CHALLENGE: Quote the full listing word for word.

INPUT DATA:
'''

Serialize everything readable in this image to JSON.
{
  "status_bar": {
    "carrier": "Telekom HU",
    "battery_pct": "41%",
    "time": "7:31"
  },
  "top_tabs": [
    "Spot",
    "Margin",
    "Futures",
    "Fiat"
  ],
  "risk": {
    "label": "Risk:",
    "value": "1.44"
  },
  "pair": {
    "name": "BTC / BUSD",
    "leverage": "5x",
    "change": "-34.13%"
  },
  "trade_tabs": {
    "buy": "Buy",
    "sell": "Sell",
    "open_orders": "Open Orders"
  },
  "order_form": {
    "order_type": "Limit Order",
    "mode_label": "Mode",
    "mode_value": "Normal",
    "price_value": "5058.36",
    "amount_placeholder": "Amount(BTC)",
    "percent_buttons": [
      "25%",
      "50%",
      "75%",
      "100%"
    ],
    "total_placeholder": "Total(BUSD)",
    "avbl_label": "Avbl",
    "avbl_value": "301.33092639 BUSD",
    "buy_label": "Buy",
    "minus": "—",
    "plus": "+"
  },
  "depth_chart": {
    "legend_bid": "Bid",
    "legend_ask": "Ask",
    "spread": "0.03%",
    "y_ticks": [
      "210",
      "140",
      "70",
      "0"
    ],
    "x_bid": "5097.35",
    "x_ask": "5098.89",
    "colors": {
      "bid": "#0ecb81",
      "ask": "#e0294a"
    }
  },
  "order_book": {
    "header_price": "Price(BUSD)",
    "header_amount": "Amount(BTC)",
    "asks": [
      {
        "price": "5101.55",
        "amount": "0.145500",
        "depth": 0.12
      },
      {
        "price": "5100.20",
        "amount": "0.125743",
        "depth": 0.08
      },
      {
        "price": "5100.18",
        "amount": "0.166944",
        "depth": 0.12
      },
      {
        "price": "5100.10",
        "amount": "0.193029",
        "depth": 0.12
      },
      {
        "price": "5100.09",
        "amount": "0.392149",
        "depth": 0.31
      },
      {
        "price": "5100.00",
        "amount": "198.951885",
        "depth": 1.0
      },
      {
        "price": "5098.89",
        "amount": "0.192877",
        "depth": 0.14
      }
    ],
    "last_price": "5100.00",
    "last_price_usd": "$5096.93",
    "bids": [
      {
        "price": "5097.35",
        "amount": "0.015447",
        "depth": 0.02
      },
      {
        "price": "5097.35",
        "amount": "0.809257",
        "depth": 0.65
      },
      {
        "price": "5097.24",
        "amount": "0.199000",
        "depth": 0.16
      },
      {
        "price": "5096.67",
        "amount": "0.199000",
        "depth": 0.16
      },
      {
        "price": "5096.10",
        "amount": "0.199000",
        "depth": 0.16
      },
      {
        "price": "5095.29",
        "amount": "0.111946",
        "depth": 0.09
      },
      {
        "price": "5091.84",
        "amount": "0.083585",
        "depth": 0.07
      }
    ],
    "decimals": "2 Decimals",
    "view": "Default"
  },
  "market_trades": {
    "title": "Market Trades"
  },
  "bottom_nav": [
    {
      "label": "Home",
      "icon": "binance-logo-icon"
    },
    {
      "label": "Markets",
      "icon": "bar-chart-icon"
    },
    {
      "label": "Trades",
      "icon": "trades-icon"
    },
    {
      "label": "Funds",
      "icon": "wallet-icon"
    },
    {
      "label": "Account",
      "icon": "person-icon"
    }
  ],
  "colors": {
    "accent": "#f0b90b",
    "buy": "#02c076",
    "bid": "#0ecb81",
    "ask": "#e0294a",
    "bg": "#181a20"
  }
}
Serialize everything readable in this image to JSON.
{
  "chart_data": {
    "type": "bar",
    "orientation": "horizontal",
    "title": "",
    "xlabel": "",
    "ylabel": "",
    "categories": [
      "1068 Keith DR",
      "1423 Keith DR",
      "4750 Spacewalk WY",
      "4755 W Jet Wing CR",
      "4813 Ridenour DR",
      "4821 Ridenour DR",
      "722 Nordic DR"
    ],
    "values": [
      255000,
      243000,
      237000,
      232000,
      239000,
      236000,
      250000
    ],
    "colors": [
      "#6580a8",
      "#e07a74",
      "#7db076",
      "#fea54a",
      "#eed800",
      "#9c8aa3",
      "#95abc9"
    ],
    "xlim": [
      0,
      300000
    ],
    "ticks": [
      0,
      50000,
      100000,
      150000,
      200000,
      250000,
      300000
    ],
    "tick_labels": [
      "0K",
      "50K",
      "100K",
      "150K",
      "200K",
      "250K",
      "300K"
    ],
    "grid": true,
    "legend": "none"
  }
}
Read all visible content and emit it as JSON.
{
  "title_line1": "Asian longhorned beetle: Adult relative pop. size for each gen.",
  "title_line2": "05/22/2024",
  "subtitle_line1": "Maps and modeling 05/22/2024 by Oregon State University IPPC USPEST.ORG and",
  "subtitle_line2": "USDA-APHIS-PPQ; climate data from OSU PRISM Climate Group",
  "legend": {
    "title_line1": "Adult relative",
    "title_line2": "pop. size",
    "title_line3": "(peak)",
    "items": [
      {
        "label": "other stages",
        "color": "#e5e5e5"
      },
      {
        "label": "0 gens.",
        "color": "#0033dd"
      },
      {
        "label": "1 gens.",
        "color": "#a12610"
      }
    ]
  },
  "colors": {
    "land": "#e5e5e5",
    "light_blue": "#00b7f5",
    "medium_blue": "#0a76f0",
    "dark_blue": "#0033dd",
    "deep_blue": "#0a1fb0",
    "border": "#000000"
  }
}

'''

CORRECT OUTPUT:
Serialize everything readable in this image to JSON.
{
  "status_bar": {
    "carrier": "Telekom HU",
    "battery_pct": "41%",
    "time": "7:31"
  },
  "top_tabs": [
    "Spot",
    "Margin",
    "Futures",
    "Fiat"
  ],
  "risk": {
    "label": "Risk:",
    "value": "1.44"
  },
  "pair": {
    "name": "BTC / BUSD",
    "leverage": "5x",
    "change": "-34.13%"
  },
  "trade_tabs": {
    "buy": "Buy",
    "sell": "Sell",
    "open_orders": "Open Orders"
  },
  "order_form": {
    "order_type": "Limit Order",
    "mode_label": "Mode",
    "mode_value": "Normal",
    "price_value": "5058.36",
    "amount_placeholder": "Amount(BTC)",
    "percent_buttons": [
      "25%",
      "50%",
      "75%",
      "100%"
    ],
    "total_placeholder": "Total(BUSD)",
    "avbl_label": "Avbl",
    "avbl_value": "301.33092639 BUSD",
    "buy_label": "Buy",
    "minus": "—",
    "plus": "+"
  },
  "depth_chart": {
    "legend_bid": "Bid",
    "legend_ask": "Ask",
    "spread": "0.03%",
    "y_ticks": [
      "210",
      "140",
      "70",
      "0"
    ],
    "x_bid": "5097.35",
    "x_ask": "5098.89",
    "colors": {
      "bid": "#0ecb81",
      "ask": "#e0294a"
    }
  },
  "order_book": {
    "header_price": "Price(BUSD)",
    "header_amount": "Amount(BTC)",
    "asks": [
      {
        "price": "5101.55",
        "amount": "0.145500",
        "depth": 0.12
      },
      {
        "price": "5100.20",
        "amount": "0.125743",
        "depth": 0.08
      },
      {
        "price": "5100.18",
        "amount": "0.166944",
        "depth": 0.12
      },
      {
        "price": "5100.10",
        "amount": "0.193029",
        "depth": 0.12
      },
      {
        "price": "5100.09",
        "amount": "0.392149",
        "depth": 0.31
      },
      {
        "price": "5100.00",
        "amount": "198.951885",
        "depth": 1.0
      },
      {
        "price": "5098.89",
        "amount": "0.192877",
        "depth": 0.14
      }
    ],
    "last_price": "5100.00",
    "last_price_usd": "$5096.93",
    "bids": [
      {
        "price": "5097.35",
        "amount": "0.015447",
        "depth": 0.02
      },
      {
        "price": "5097.35",
        "amount": "0.809257",
        "depth": 0.65
      },
      {
        "price": "5097.24",
        "amount": "0.199000",
        "depth": 0.16
      },
      {
        "price": "5096.67",
        "amount": "0.199000",
        "depth": 0.16
      },
      {
        "price": "5096.10",
        "amount": "0.199000",
        "depth": 0.16
      },
      {
        "price": "5095.29",
        "amount": "0.111946",
        "depth": 0.09
      },
      {
        "price": "5091.84",
        "amount": "0.083585",
        "depth": 0.07
      }
    ],
    "decimals": "2 Decimals",
    "view": "Default"
  },
  "market_trades": {
    "title": "Market Trades"
  },
  "bottom_nav": [
    {
      "label": "Home",
      "icon": "binance-logo-icon"
    },
    {
      "label": "Markets",
      "icon": "bar-chart-icon"
    },
    {
      "label": "Trades",
      "icon": "trades-icon"
    },
    {
      "label": "Funds",
      "icon": "wallet-icon"
    },
    {
      "label": "Account",
      "icon": "person-icon"
    }
  ],
  "colors": {
    "accent": "#f0b90b",
    "buy": "#02c076",
    "bid": "#0ecb81",
    "ask": "#e0294a",
    "bg": "#181a20"
  }
}
Serialize everything readable in this image to JSON.
{
  "chart_data": {
    "type": "bar",
    "orientation": "horizontal",
    "title": "",
    "xlabel": "",
    "ylabel": "",
    "categories": [
      "1068 Keith DR",
      "1423 Keith DR",
      "4750 Spacewalk WY",
      "4755 W Jet Wing CR",
      "4813 Ridenour DR",
      "4821 Ridenour DR",
      "722 Nordic DR"
    ],
    "values": [
      255000,
      243000,
      237000,
      232000,
      239000,
      236000,
      250000
    ],
    "colors": [
      "#6580a8",
      "#e07a74",
      "#7db076",
      "#fea54a",
      "#eed800",
      "#9c8aa3",
      "#95abc9"
    ],
    "xlim": [
      0,
      300000
    ],
    "ticks": [
      0,
      50000,
      100000,
      150000,
      200000,
      250000,
      300000
    ],
    "tick_labels": [
      "0K",
      "50K",
      "100K",
      "150K",
      "200K",
      "250K",
      "300K"
    ],
    "grid": true,
    "legend": "none"
  }
}
Read all visible content and emit it as JSON.
{
  "title_line1": "Asian longhorned beetle: Adult relative pop. size for each gen.",
  "title_line2": "05/22/2024",
  "subtitle_line1": "Maps and modeling 05/22/2024 by Oregon State University IPPC USPEST.ORG and",
  "subtitle_line2": "USDA-APHIS-PPQ; climate data from OSU PRISM Climate Group",
  "legend": {
    "title_line1": "Adult relative",
    "title_line2": "pop. size",
    "title_line3": "(peak)",
    "items": [
      {
        "label": "other stages",
        "color": "#e5e5e5"
      },
      {
        "label": "0 gens.",
        "color": "#0033dd"
      },
      {
        "label": "1 gens.",
        "color": "#a12610"
      }
    ]
  },
  "colors": {
    "land": "#e5e5e5",
    "light_blue": "#00b7f5",
    "medium_blue": "#0a76f0",
    "dark_blue": "#0033dd",
    "deep_blue": "#0a1fb0",
    "border": "#000000"
  }
}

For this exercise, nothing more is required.